- _Exercise objective_
Look for "PbPb" in the listing below. Gather each line that contains it.

- _Records provided_
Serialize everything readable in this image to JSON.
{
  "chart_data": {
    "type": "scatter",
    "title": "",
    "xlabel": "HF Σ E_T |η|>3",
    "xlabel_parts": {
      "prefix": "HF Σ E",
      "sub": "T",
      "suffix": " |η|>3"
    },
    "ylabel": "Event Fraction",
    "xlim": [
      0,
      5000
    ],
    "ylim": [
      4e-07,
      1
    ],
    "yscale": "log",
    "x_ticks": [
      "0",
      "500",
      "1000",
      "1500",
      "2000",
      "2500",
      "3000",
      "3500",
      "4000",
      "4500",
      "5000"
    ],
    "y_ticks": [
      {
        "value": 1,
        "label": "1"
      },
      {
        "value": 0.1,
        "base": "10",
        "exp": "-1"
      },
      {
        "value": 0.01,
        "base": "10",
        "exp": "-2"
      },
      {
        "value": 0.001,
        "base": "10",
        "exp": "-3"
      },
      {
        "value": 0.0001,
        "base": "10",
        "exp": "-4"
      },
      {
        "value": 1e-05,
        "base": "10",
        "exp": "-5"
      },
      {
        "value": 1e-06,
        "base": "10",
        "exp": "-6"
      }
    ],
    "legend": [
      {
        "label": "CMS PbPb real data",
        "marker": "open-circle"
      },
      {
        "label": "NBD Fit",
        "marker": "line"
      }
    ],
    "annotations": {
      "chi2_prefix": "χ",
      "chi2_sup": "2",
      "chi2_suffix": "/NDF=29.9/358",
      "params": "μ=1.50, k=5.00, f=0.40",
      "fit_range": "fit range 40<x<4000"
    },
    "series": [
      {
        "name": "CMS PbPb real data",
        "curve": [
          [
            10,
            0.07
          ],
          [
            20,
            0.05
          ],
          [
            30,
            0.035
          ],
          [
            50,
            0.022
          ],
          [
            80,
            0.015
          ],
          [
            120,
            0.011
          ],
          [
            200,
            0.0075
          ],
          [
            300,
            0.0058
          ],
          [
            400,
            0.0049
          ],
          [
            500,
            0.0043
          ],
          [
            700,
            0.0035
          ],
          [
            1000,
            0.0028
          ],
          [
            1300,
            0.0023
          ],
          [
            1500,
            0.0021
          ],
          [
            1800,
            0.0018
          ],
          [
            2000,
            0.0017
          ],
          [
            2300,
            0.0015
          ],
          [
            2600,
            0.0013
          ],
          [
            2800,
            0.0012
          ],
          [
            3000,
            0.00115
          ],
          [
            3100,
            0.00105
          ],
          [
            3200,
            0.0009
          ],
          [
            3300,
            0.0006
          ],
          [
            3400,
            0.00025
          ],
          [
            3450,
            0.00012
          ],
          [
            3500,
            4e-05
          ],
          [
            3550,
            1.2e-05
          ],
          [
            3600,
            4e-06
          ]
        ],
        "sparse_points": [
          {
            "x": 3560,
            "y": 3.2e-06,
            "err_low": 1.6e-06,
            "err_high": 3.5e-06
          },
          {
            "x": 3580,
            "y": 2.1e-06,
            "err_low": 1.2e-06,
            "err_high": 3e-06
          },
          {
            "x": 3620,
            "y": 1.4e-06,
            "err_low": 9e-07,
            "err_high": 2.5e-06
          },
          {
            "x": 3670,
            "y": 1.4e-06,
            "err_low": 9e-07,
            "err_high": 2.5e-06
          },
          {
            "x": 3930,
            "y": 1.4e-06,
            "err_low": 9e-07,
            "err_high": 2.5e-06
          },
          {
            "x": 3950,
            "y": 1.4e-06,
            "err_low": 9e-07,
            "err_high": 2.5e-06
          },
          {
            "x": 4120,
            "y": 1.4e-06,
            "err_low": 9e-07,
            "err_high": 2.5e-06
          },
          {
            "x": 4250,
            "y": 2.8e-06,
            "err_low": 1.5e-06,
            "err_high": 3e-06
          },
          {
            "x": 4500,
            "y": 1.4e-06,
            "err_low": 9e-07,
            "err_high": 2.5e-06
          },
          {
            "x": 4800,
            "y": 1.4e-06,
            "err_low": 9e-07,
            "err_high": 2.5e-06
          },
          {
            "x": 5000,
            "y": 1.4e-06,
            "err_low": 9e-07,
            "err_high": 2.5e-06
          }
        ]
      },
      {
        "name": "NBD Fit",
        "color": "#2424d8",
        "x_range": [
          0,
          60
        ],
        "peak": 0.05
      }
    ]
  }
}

- _Solution_
        "label": "CMS PbPb real data",
        "name": "CMS PbPb real data",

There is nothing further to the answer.